Song et al. (2025) TIF: A time-series-based image fusion algorithm

Identification

• Journal: Remote Sensing of Environment
• Year: 2025
• Date: 2025-10-02
• Authors: Kexin Song, Zhe Zhu, Shi Qiu, Pontus Olofsson, C. S. R. Neigh, Junchang Ju, Qiang Zhou
• DOI: 10.1016/j.rse.2025.115035

Research Groups

• Department of Natural Resources and the Environment, University of Connecticut, Storrs, CT, USA
• NASA Marshall Space Flight Center, Huntsville, AL, USA
• Biospheric Sciences Laboratory, NASA Goddard Space Flight Center, Greenbelt, MD, USA
• Earth System Science Interdisciplinary Center, University of Maryland, College Park, MD, USA
• Science Systems and Applications, Inc (SSAI), Lanham, MD, USA

Short Summary

This study developed the Time-series-based Image Fusion (TIF) algorithm to generate 10-meter surface reflectance time series by synthesizing Landsat 8/9 and Sentinel-2 A/B data. TIF consistently outperformed state-of-the-art methods in accuracy and efficiency, offering a practical pathway for creating 10-meter Harmonized Landsat and Sentinel-2 (HLS) products for fine-scale Earth observations.

Objective

• To develop a novel Time-series-based Image Fusion (TIF) algorithm capable of generating 10-meter surface reflectance time series by synthesizing Landsat 8/9 and Sentinel-2 A/B data.
• To evaluate TIF's performance against state-of-the-art methods in terms of spectral and spatial fidelity, robustness to land surface dynamics, and efficiency for large-scale, operational applications, particularly for fine-scale change detection.

Study Configuration

• Spatial Scale:
  • Input data: 30-meter (Landsat 8/9), 10-meter (Sentinel-2 native bands), 20-meter (Sentinel-2 resampled bands), 60-meter (simulated coarser Landsat for benchmark).
  • Output data: 10-meter surface reflectance.
  • Study areas: Five HLS tiles (each 109.8 kilometers by 109.8 kilometers) across the Conterminous United States (CONUS). Validation sites consisted of five 6 kilometer by 6 kilometer test areas.

- **Exercise 1**
In the TIF summary, what is the size of each HLS tile used as a study area?
- **Exercise 2**
Name every research group listed in the TIF summary, with its location as given.
- **Exercise 3**
Return the part of the TIF summary between "Study Configuration" and "10-meter surface reflectance.", inclusive.

Image layout annotations
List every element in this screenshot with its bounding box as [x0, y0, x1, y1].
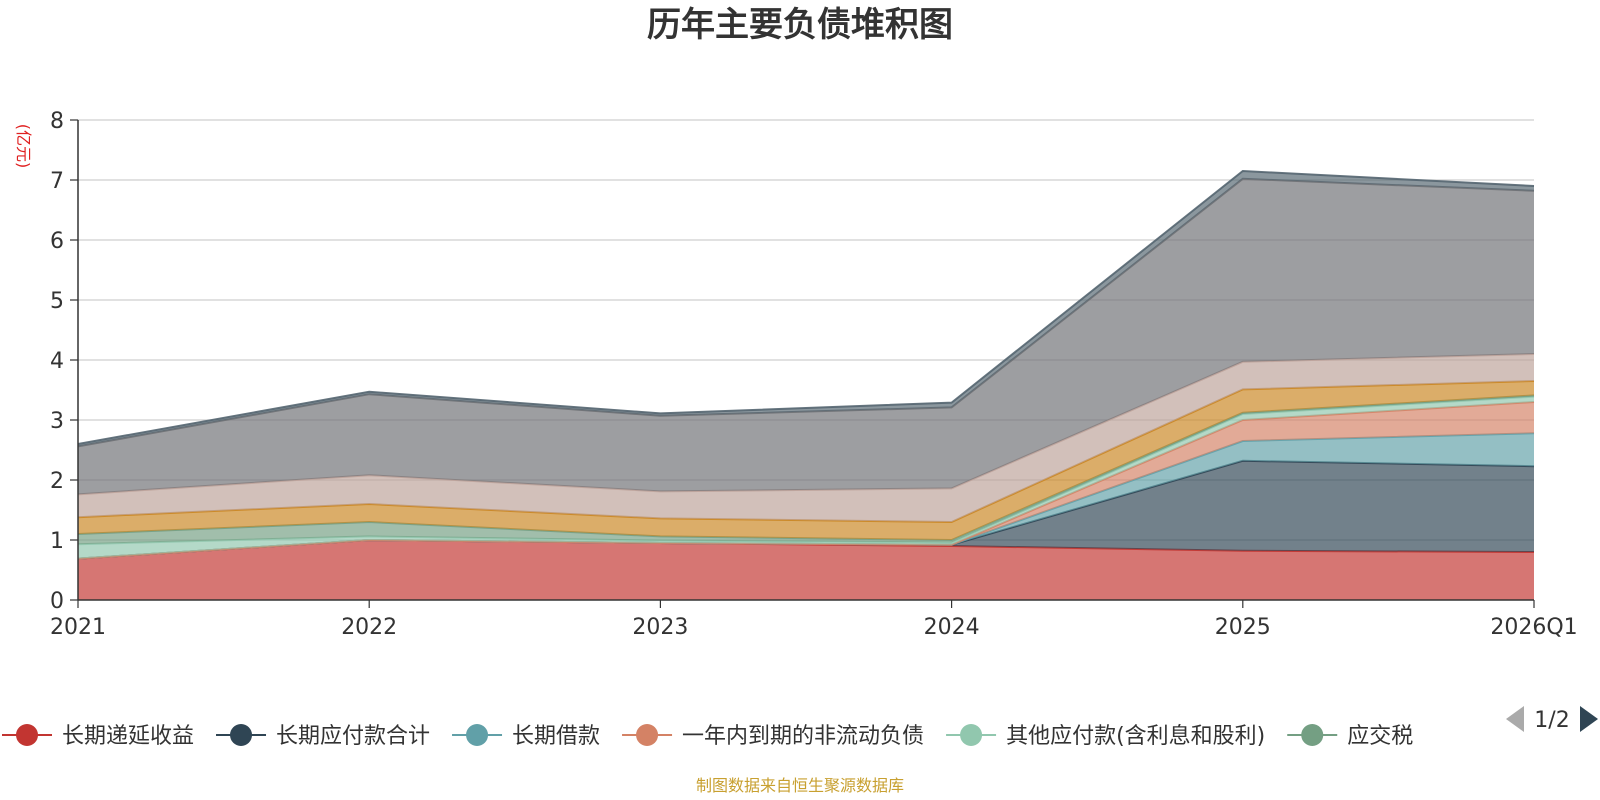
legend-label: 长期借款 [512, 724, 600, 749]
chart-title: 历年主要负债堆积图 [647, 5, 953, 45]
legend-label: 长期应付款合计 [276, 724, 430, 749]
legend-item[interactable]: 一年内到期的非流动负债 [622, 724, 924, 749]
legend-marker-icon [1301, 724, 1324, 746]
x-tick-label: 2021 [50, 615, 106, 640]
x-tick-label: 2025 [1215, 615, 1271, 640]
legend-marker-icon [636, 724, 659, 746]
area-series-9 [78, 178, 1534, 495]
legend-label: 其他应付款(含利息和股利) [1006, 724, 1265, 749]
legend-marker-icon [16, 724, 38, 746]
y-tick-label: 4 [50, 349, 64, 374]
y-tick-label: 1 [50, 529, 64, 554]
legend-page-indicator: 1/2 [1534, 708, 1569, 733]
area-series-3 [78, 433, 1534, 559]
legend-marker-icon [466, 724, 489, 746]
legend-next-page-icon[interactable] [1580, 706, 1598, 732]
area-series-2 [78, 460, 1534, 559]
x-tick-label: 2022 [341, 615, 397, 640]
area-series-7 [78, 381, 1534, 540]
legend-marker-icon [230, 724, 253, 746]
y-tick-label: 8 [50, 109, 64, 134]
y-tick-label: 3 [50, 409, 64, 434]
area-series-1 [78, 540, 1534, 600]
area-series-6 [78, 395, 1534, 545]
legend-marker-icon [960, 724, 983, 746]
area-series [77, 169, 1535, 600]
y-axis-unit-label: (亿元) [14, 124, 33, 169]
legend-item[interactable]: 长期借款 [452, 724, 600, 749]
source-note: 制图数据来自恒生聚源数据库 [696, 776, 904, 795]
legend-item[interactable]: 长期应付款合计 [216, 724, 430, 749]
legend-items: 长期递延收益 长期应付款合计 长期借款 一年内到期的非流动负债 其他应付款(含利息和股利… [2, 724, 1413, 749]
y-tick-label: 5 [50, 289, 64, 314]
area-series-4 [78, 402, 1534, 559]
x-tick-label: 2024 [924, 615, 980, 640]
area-series-10-line [77, 169, 1535, 445]
legend-pager: 1/2 [1506, 706, 1598, 733]
y-tick-label: 0 [50, 589, 64, 614]
legend-item[interactable]: 长期递延收益 [2, 724, 194, 749]
y-tick-label: 7 [50, 169, 64, 194]
axes: 0 1 2 3 4 5 6 7 8 2021 2022 2023 2024 2025 2026Q1 [50, 109, 1578, 640]
y-tick-label: 2 [50, 469, 64, 494]
legend-prev-page-icon[interactable] [1506, 706, 1524, 732]
legend-label: 应交税 [1347, 724, 1413, 749]
y-tick-label: 6 [50, 229, 64, 254]
area-series-5 [78, 396, 1534, 559]
legend: 长期递延收益 长期应付款合计 长期借款 一年内到期的非流动负债 其他应付款(含利息和股利… [2, 724, 1413, 749]
x-tick-label: 2026Q1 [1490, 615, 1577, 640]
legend-item[interactable]: 其他应付款(含利息和股利) [946, 724, 1265, 749]
x-tick-label: 2023 [632, 615, 688, 640]
legend-label: 长期递延收益 [62, 724, 194, 749]
legend-label: 一年内到期的非流动负债 [682, 724, 924, 749]
legend-item[interactable]: 应交税 [1287, 724, 1413, 749]
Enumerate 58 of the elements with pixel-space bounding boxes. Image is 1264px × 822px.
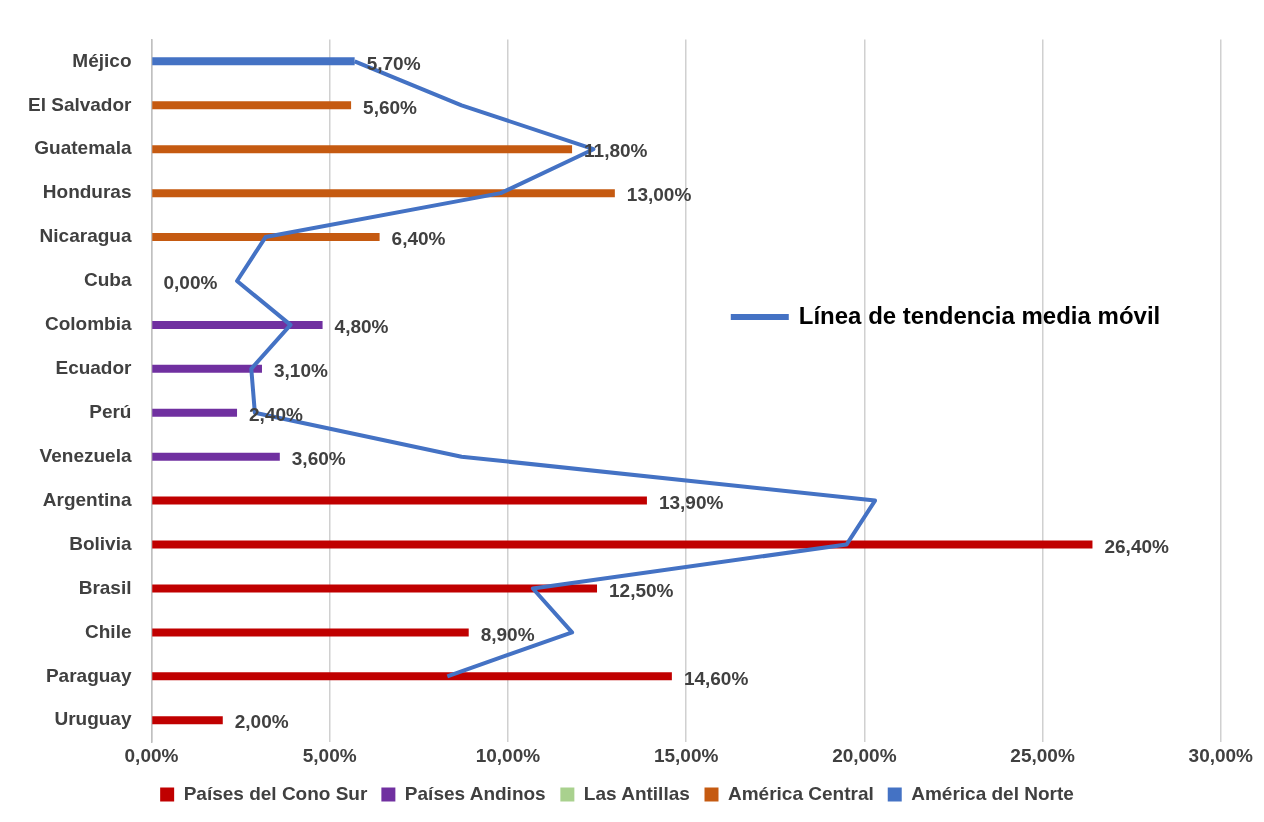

- **Task solution 1**
109.8 kilometers by 109.8 kilometers

- **Task solution 2**
- Department of Natural Resources and the Environment, University of Connecticut, Storrs, CT, USA
- NASA Marshall Space Flight Center, Huntsville, AL, USA
- Biospheric Sciences Laboratory, NASA Goddard Space Flight Center, Greenbelt, MD, USA
- Earth System Science Interdisciplinary Center, University of Maryland, College Park, MD, USA
- Science Systems and Applications, Inc (SSAI), Lanham, MD, USA

- **Task solution 3**
Study Configuration

• Spatial Scale:
  • Input data: 30-meter (Landsat 8/9), 10-meter (Sentinel-2 native bands), 20-meter (Sentinel-2 resampled bands), 60-meter (simulated coarser Landsat for benchmark).
  • Output data: 10-meter surface reflectance.